» AIM: Reproduce word for word the part of the material that opens with the line containing "data-point bbox=[80, 119, 95, 134]" and closes with the line containing "data-point bbox=[300, 361, 308, 369]", with both of those lines included.

--- Start of INFORMATION SUPPLIED ---

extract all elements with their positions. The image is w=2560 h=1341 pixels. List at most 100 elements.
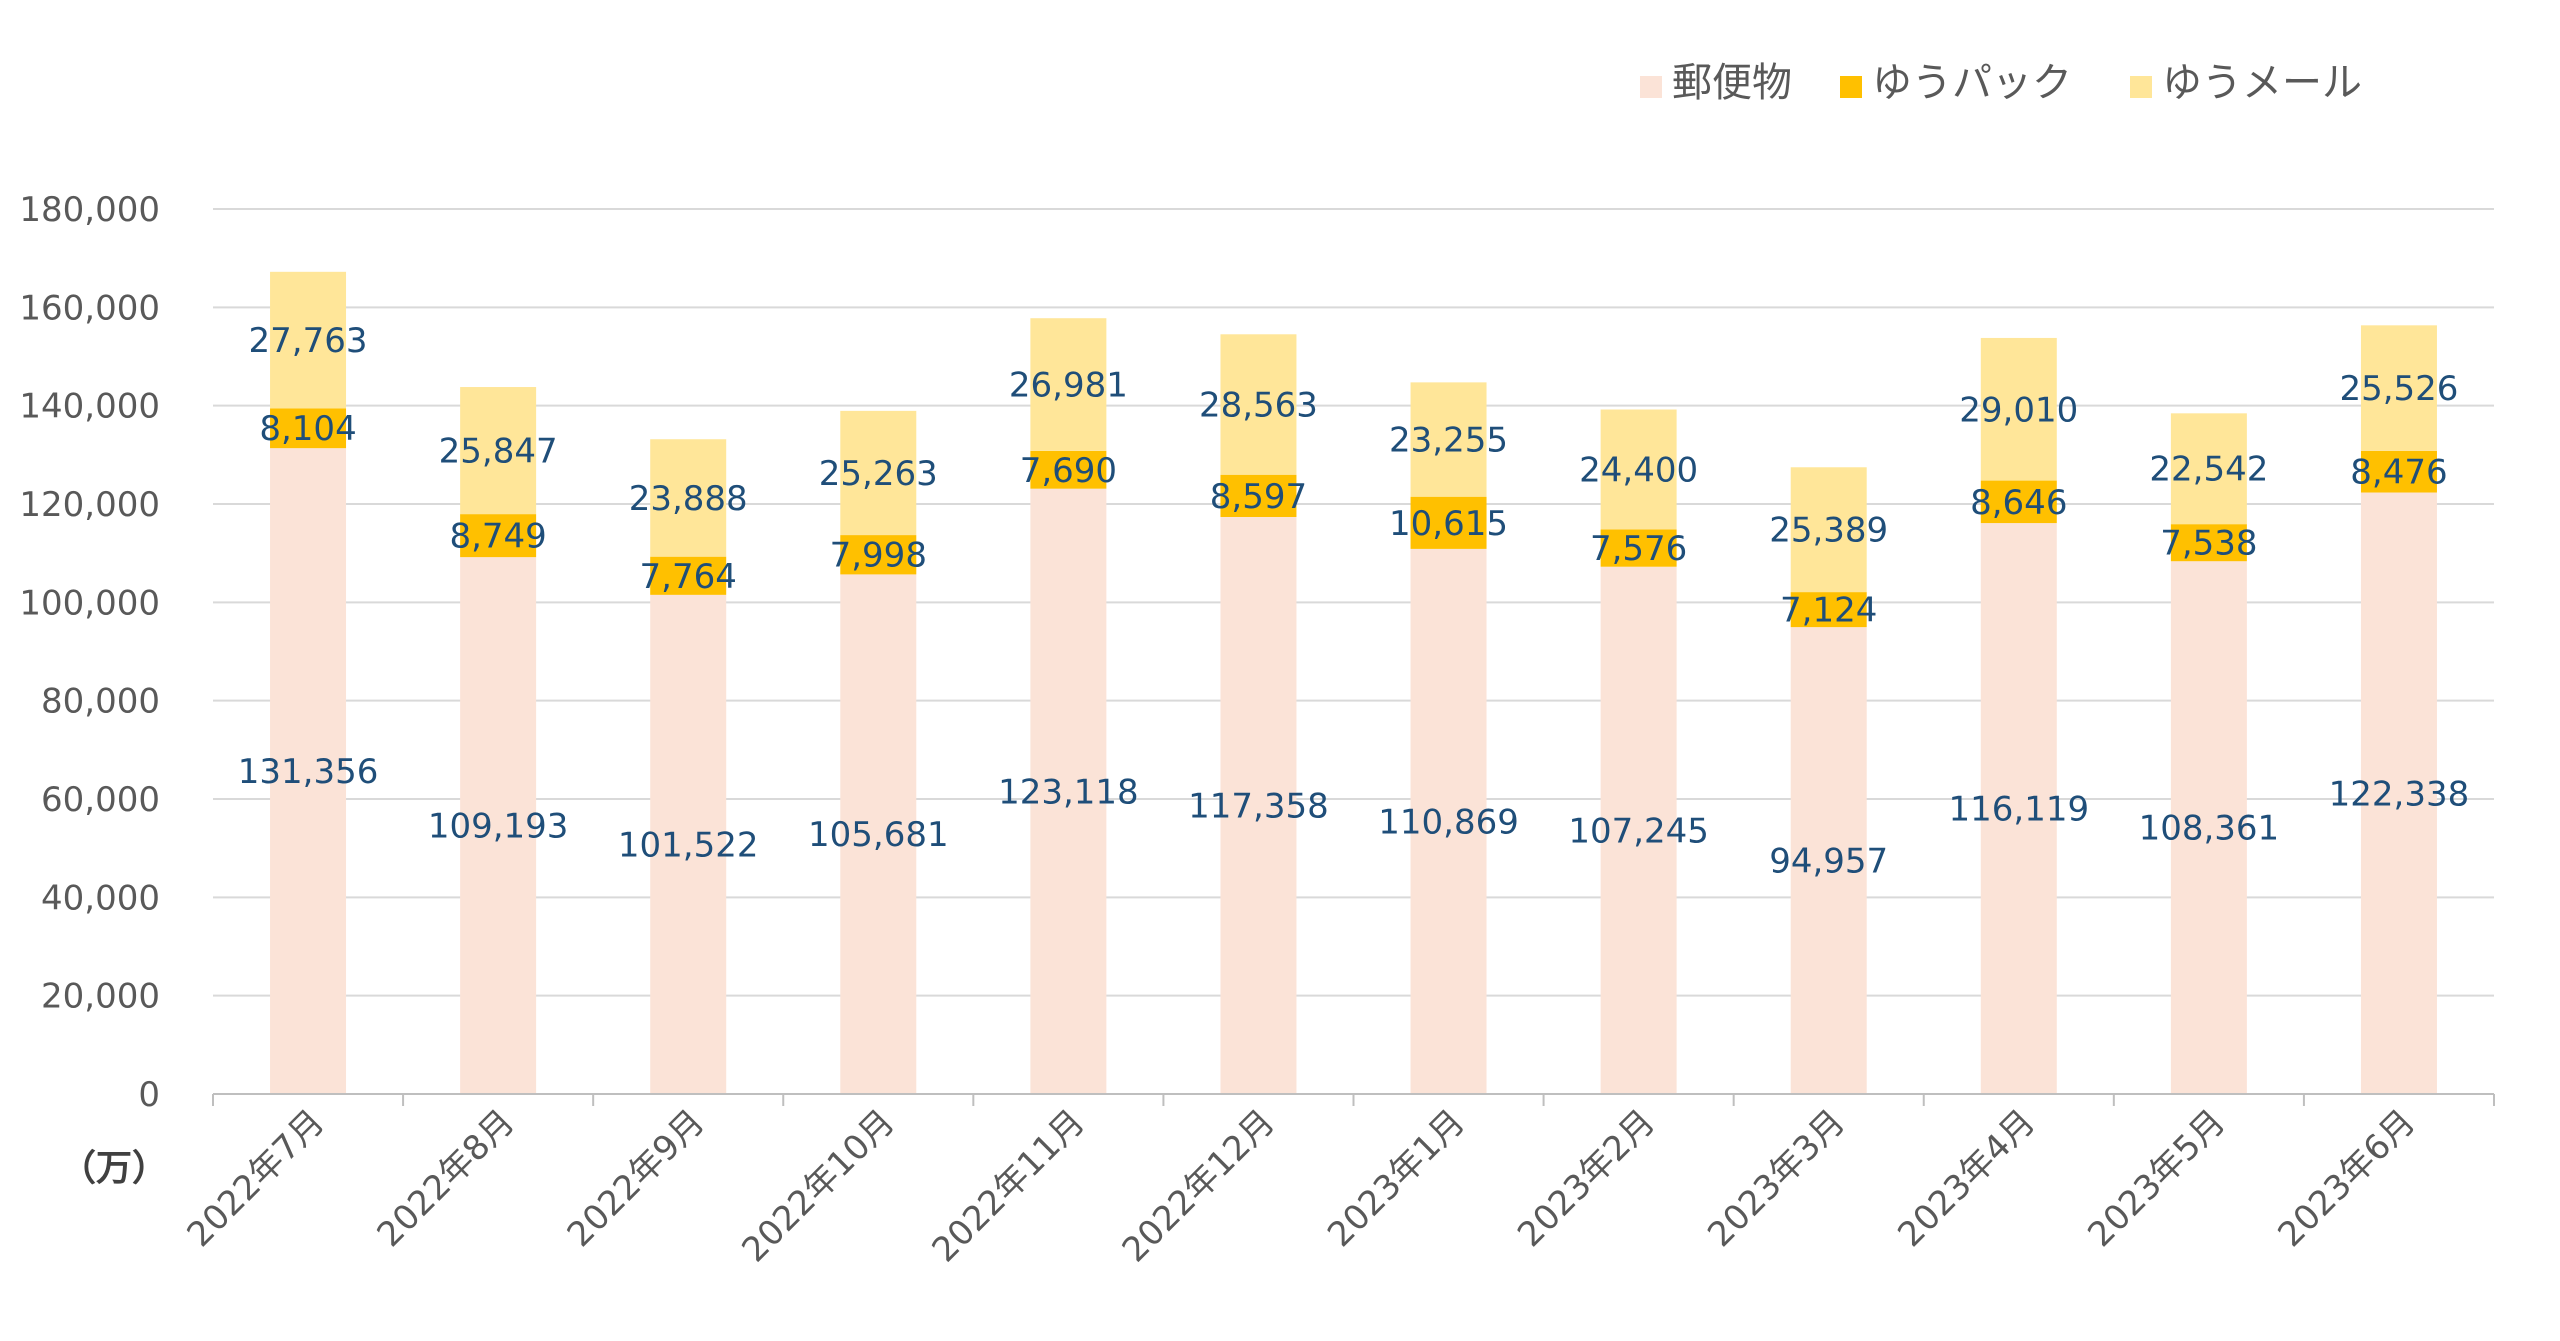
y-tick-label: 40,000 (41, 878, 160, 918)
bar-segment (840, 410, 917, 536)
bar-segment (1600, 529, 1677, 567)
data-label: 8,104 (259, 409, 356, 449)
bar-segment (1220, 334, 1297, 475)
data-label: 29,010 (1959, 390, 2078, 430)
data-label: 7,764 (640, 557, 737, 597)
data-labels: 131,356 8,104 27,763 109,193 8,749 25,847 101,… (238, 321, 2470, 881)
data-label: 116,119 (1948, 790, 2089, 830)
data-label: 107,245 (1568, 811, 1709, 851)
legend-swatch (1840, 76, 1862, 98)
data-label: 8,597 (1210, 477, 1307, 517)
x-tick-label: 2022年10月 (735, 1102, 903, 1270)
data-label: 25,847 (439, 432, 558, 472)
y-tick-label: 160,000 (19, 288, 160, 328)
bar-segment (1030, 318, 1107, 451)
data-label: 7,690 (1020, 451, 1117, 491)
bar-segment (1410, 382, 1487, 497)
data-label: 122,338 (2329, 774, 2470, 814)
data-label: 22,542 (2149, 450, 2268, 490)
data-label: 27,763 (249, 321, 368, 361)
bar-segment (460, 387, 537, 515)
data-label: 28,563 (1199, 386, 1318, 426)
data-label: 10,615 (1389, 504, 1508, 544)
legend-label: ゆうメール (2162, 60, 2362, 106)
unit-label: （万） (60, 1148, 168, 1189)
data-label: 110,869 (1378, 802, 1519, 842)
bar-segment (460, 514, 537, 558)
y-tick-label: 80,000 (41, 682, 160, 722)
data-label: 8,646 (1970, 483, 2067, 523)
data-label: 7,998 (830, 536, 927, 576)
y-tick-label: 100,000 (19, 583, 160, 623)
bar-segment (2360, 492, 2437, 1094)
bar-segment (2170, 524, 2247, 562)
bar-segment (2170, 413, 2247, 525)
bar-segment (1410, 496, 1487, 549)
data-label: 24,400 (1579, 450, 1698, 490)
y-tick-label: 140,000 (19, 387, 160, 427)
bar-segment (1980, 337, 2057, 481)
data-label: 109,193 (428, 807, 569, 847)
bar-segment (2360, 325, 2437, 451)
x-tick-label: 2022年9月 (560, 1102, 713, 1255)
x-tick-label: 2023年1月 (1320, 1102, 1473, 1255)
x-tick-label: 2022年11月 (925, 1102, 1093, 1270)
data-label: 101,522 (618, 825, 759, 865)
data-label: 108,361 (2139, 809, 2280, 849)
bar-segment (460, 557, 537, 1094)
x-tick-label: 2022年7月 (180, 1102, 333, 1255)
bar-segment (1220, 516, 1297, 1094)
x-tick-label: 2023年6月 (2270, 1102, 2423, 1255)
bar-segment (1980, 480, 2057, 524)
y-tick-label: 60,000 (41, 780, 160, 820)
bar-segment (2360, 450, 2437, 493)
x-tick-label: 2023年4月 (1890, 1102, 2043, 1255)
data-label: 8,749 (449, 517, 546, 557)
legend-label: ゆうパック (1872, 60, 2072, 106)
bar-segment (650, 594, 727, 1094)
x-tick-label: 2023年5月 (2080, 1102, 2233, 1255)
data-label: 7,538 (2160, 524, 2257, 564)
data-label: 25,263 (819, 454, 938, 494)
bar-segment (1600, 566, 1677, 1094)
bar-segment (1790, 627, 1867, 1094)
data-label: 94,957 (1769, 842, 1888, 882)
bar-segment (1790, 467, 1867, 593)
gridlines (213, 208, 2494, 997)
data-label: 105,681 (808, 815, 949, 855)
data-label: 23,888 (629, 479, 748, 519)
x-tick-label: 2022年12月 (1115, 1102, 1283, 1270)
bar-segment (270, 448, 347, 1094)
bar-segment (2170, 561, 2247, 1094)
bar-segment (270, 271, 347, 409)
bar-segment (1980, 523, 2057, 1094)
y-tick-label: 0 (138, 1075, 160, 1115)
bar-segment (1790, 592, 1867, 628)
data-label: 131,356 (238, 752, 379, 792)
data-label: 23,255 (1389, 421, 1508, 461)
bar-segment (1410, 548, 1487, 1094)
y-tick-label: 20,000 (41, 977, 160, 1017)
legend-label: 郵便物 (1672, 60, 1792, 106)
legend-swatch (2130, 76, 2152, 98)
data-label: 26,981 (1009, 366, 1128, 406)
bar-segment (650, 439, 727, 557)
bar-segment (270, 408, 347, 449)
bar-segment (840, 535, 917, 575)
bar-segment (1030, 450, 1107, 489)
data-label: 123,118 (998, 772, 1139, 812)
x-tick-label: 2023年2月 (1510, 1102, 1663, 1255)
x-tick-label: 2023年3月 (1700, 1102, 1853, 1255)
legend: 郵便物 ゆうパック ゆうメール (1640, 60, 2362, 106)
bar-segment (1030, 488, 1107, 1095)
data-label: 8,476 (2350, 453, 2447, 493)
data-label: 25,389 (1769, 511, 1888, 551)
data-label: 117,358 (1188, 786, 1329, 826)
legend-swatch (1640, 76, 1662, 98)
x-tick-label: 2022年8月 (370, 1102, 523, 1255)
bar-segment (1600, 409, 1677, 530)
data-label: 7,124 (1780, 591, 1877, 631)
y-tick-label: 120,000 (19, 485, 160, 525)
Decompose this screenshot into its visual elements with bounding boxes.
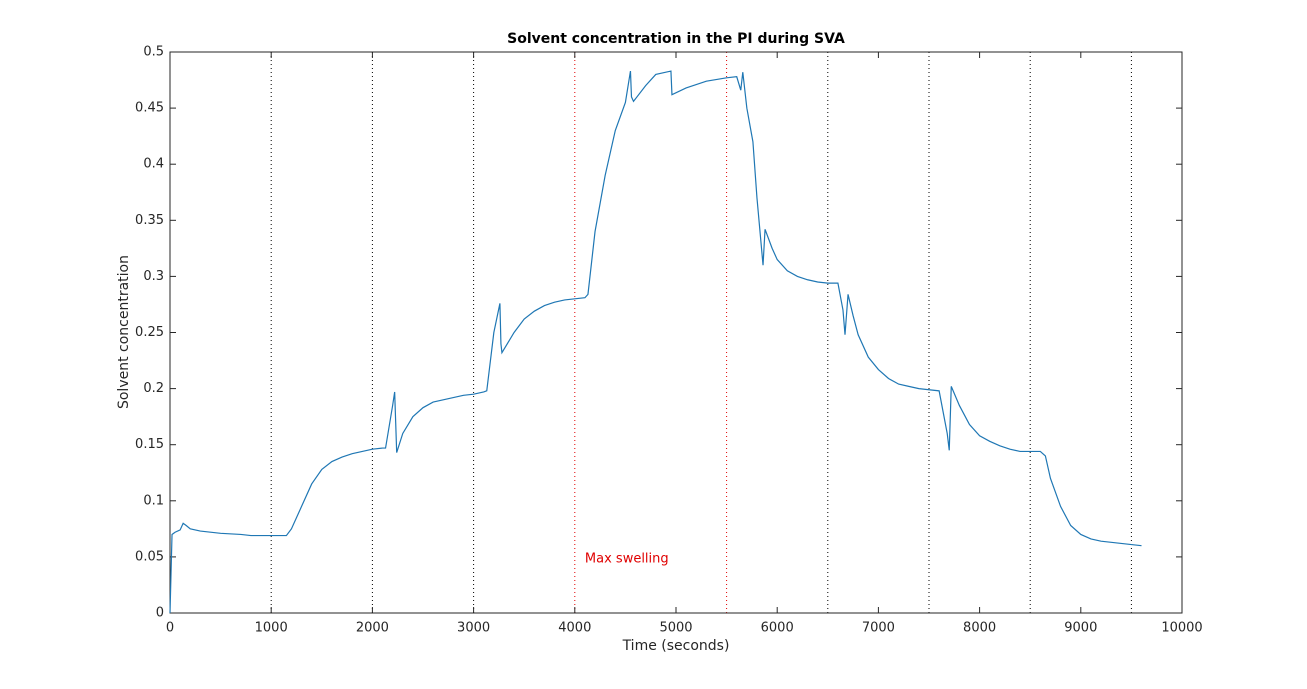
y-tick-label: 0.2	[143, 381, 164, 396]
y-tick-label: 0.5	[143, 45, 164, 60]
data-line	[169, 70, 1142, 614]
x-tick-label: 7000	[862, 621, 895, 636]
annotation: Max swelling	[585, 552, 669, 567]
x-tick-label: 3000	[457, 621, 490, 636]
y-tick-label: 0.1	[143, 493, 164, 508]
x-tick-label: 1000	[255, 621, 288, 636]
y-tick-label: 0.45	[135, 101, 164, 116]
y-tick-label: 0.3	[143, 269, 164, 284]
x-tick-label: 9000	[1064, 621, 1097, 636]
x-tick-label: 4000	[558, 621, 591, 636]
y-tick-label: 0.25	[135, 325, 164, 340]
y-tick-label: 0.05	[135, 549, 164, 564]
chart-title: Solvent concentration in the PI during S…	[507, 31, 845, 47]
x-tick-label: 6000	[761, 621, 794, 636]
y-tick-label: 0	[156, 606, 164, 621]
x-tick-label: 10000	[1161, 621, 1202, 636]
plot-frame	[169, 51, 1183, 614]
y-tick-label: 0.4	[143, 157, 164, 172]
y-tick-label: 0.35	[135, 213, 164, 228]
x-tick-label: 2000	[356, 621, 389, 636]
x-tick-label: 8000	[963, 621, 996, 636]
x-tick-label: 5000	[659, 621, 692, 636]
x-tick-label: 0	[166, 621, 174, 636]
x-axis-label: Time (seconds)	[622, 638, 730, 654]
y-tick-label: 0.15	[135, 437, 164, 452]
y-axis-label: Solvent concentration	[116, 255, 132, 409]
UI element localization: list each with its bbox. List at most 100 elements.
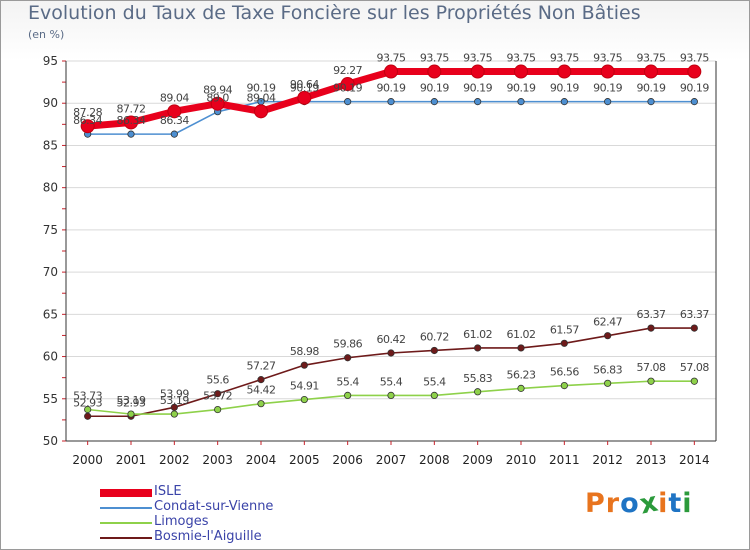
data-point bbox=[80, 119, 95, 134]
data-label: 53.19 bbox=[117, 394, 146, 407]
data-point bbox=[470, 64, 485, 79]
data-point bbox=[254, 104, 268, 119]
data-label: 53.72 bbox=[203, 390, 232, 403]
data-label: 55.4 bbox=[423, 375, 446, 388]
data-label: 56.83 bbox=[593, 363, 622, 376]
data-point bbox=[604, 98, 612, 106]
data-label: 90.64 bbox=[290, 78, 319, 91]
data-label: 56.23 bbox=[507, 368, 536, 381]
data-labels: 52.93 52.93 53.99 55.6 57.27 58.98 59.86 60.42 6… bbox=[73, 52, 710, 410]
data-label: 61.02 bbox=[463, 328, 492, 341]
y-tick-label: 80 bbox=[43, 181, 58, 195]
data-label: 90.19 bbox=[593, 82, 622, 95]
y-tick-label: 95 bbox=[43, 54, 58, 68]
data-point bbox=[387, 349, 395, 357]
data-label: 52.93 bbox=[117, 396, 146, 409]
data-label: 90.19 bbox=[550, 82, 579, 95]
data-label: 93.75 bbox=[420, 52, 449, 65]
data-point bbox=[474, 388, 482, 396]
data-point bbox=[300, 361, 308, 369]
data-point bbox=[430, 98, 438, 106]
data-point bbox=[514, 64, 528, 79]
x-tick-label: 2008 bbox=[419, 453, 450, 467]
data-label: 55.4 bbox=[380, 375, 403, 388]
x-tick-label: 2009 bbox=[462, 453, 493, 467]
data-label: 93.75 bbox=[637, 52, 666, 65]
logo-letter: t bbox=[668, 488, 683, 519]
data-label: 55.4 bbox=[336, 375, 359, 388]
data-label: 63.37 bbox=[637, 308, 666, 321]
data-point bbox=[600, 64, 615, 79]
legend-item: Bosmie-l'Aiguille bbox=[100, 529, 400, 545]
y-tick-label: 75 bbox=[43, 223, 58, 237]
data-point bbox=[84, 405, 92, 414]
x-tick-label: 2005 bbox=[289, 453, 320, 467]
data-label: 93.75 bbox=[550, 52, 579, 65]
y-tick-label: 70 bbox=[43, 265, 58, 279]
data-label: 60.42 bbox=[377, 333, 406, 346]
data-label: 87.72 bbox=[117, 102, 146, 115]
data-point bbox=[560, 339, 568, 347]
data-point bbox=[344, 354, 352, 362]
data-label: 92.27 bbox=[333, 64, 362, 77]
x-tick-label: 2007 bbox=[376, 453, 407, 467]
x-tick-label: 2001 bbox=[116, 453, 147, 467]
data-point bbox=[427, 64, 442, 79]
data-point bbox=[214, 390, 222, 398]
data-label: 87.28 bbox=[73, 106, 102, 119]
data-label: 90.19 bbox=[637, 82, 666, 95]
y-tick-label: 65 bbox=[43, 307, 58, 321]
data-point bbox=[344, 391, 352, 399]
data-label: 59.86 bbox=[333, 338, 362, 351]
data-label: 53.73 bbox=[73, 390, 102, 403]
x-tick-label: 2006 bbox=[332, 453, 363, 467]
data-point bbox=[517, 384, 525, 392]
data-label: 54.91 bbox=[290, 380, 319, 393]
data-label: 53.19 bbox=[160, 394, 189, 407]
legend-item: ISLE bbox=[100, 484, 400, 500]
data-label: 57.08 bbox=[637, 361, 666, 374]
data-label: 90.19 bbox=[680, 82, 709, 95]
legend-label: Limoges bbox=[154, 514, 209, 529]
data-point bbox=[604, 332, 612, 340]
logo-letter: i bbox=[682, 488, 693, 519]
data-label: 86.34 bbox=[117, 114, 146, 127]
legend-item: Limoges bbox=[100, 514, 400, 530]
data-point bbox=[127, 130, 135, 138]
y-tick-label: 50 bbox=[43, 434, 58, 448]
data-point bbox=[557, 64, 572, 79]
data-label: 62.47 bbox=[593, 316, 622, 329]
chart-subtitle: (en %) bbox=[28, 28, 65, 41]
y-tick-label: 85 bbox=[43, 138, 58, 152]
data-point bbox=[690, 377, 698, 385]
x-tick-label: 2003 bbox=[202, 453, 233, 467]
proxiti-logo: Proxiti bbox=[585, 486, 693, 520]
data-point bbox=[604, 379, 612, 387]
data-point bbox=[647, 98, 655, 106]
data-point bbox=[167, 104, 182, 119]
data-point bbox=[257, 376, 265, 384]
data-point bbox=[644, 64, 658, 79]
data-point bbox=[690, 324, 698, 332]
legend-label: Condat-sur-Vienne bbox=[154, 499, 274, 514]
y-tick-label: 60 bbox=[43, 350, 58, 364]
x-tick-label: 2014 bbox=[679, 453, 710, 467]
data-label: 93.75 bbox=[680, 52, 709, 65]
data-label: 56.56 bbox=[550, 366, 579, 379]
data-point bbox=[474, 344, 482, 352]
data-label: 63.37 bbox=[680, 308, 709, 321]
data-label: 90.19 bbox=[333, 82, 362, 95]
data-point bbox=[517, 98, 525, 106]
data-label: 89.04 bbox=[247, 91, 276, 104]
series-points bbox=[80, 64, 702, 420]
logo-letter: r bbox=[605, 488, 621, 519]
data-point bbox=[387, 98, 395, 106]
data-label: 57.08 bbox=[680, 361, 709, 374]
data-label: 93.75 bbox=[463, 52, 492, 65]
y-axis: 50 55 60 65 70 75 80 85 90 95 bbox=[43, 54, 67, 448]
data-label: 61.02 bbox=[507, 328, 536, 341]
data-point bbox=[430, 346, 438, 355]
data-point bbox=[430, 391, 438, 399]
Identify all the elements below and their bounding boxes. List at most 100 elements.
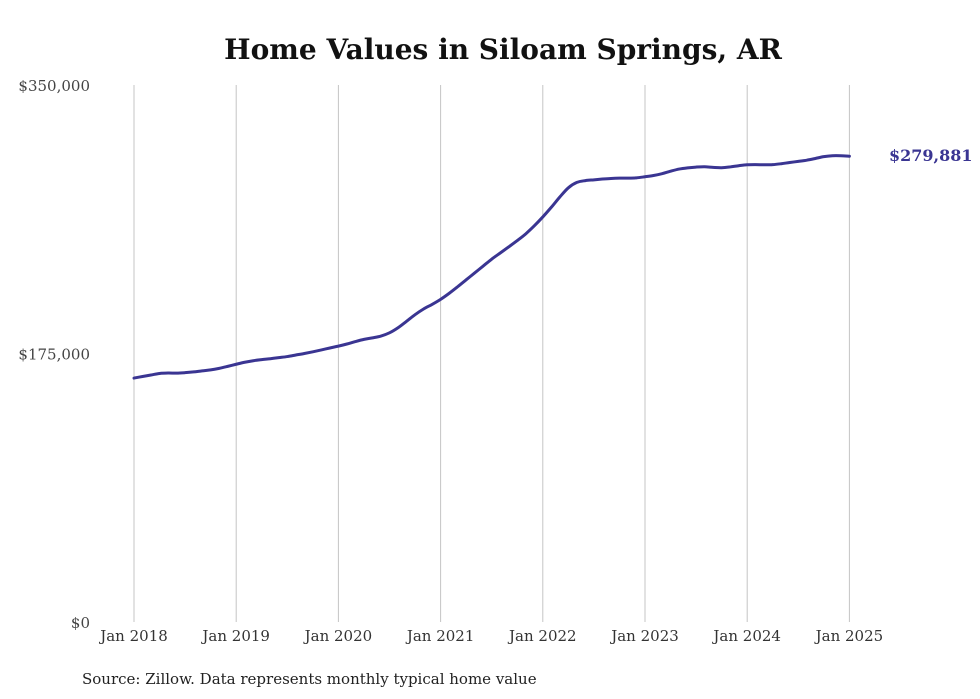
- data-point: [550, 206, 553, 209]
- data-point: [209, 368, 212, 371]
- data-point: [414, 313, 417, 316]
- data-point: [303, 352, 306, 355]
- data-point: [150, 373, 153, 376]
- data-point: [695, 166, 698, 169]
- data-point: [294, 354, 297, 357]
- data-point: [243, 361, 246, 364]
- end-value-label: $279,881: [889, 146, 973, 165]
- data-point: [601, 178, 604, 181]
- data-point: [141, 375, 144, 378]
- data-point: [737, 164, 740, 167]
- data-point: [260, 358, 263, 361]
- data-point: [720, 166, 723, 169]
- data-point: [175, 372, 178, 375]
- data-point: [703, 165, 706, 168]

--- End of INFORMATION SUPPLIED ---

» RESPONSE TO THE TASK:
data-point bbox=[80, 119, 95, 134]
data-label: 53.19 bbox=[117, 394, 146, 407]
data-point bbox=[470, 64, 485, 79]
data-point bbox=[254, 104, 268, 119]
data-label: 53.72 bbox=[203, 390, 232, 403]
data-label: 55.4 bbox=[423, 375, 446, 388]
data-label: 56.83 bbox=[593, 363, 622, 376]
data-point bbox=[604, 98, 612, 106]
data-label: 90.64 bbox=[290, 78, 319, 91]
data-label: 56.23 bbox=[507, 368, 536, 381]
data-labels: 52.93 52.93 53.99 55.6 57.27 58.98 59.86 60.42 6… bbox=[73, 52, 710, 410]
data-label: 61.02 bbox=[463, 328, 492, 341]
y-tick-label: 80 bbox=[43, 181, 58, 195]
data-label: 90.19 bbox=[593, 82, 622, 95]
y-tick-label: 95 bbox=[43, 54, 58, 68]
data-point bbox=[387, 349, 395, 357]
data-label: 52.93 bbox=[117, 396, 146, 409]
data-label: 90.19 bbox=[550, 82, 579, 95]
data-label: 93.75 bbox=[420, 52, 449, 65]
data-point bbox=[474, 388, 482, 396]
data-point bbox=[300, 361, 308, 369]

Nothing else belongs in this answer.